§ What is expected
Pictures should be excluded; otherwise, copy every entry exactly.

Part of a data file:

+-------+

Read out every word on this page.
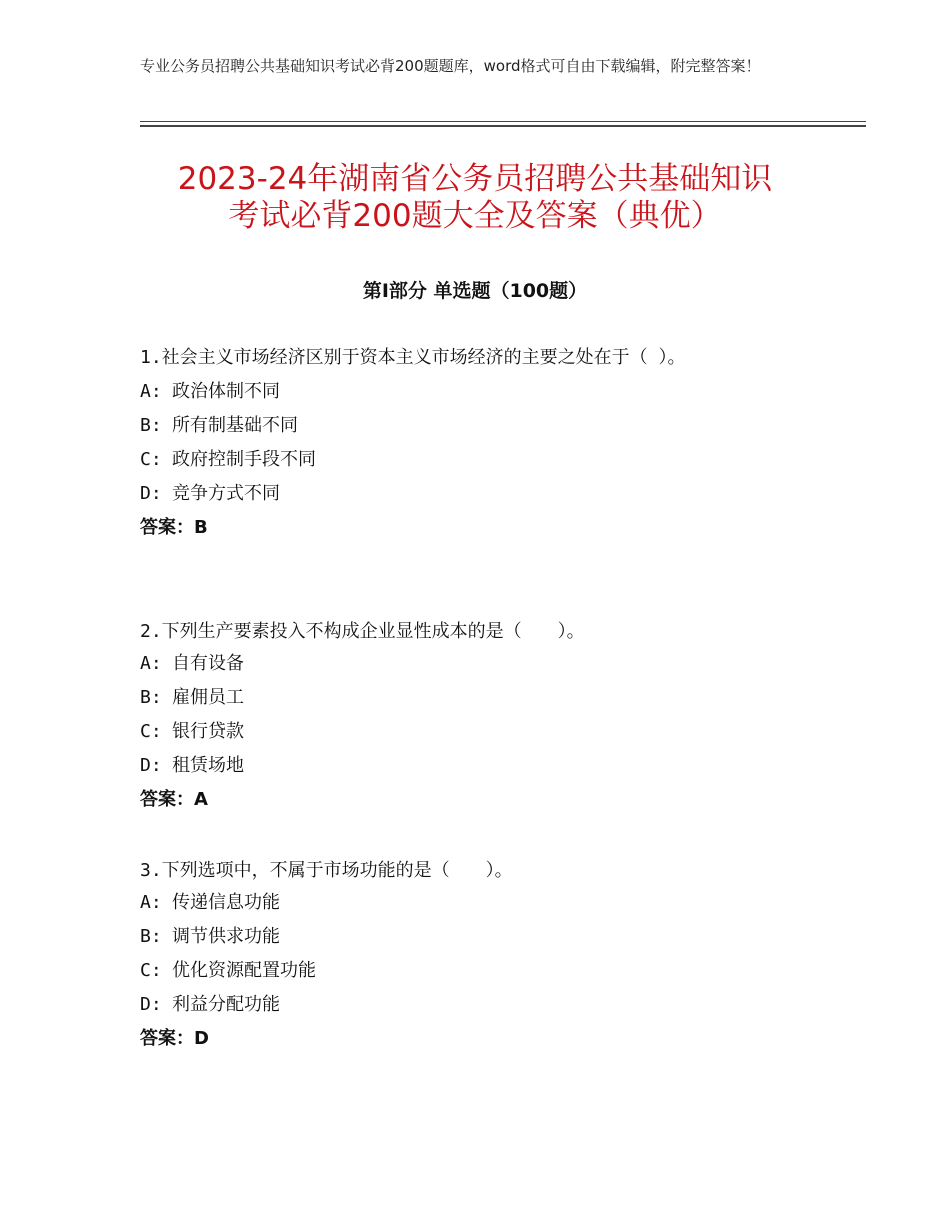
专业公务员招聘公共基础知识考试必背200题题库，word格式可自由下载编辑，附完整答案！
2023-24年湖南省公务员招聘公共基础知识
考试必背200题大全及答案（典优）
第Ⅰ部分 单选题（100题）

1.社会主义市场经济区别于资本主义市场经济的主要之处在于（ ）。

A: 政治体制不同
B: 所有制基础不同
C: 政府控制手段不同
D: 竞争方式不同
答案：B

2.下列生产要素投入不构成企业显性成本的是（　　）。

A: 自有设备
B: 雇佣员工
C: 银行贷款
D: 租赁场地
答案：A

3.下列选项中，不属于市场功能的是（　　）。

A: 传递信息功能
B: 调节供求功能
C: 优化资源配置功能
D: 利益分配功能
答案：D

+-------+

§ Answer to the exercise
Read out every word on this page.
专业公务员招聘公共基础知识考试必背200题题库，word格式可自由下载编辑，附完整答案！
2023-24年湖南省公务员招聘公共基础知识
考试必背200题大全及答案（典优）
第Ⅰ部分 单选题（100题）

1.社会主义市场经济区别于资本主义市场经济的主要之处在于（ ）。

A: 政治体制不同
B: 所有制基础不同
C: 政府控制手段不同
D: 竞争方式不同
答案：B

2.下列生产要素投入不构成企业显性成本的是（　　）。

A: 自有设备
B: 雇佣员工
C: 银行贷款
D: 租赁场地
答案：A

3.下列选项中，不属于市场功能的是（　　）。

A: 传递信息功能
B: 调节供求功能
C: 优化资源配置功能
D: 利益分配功能
答案：D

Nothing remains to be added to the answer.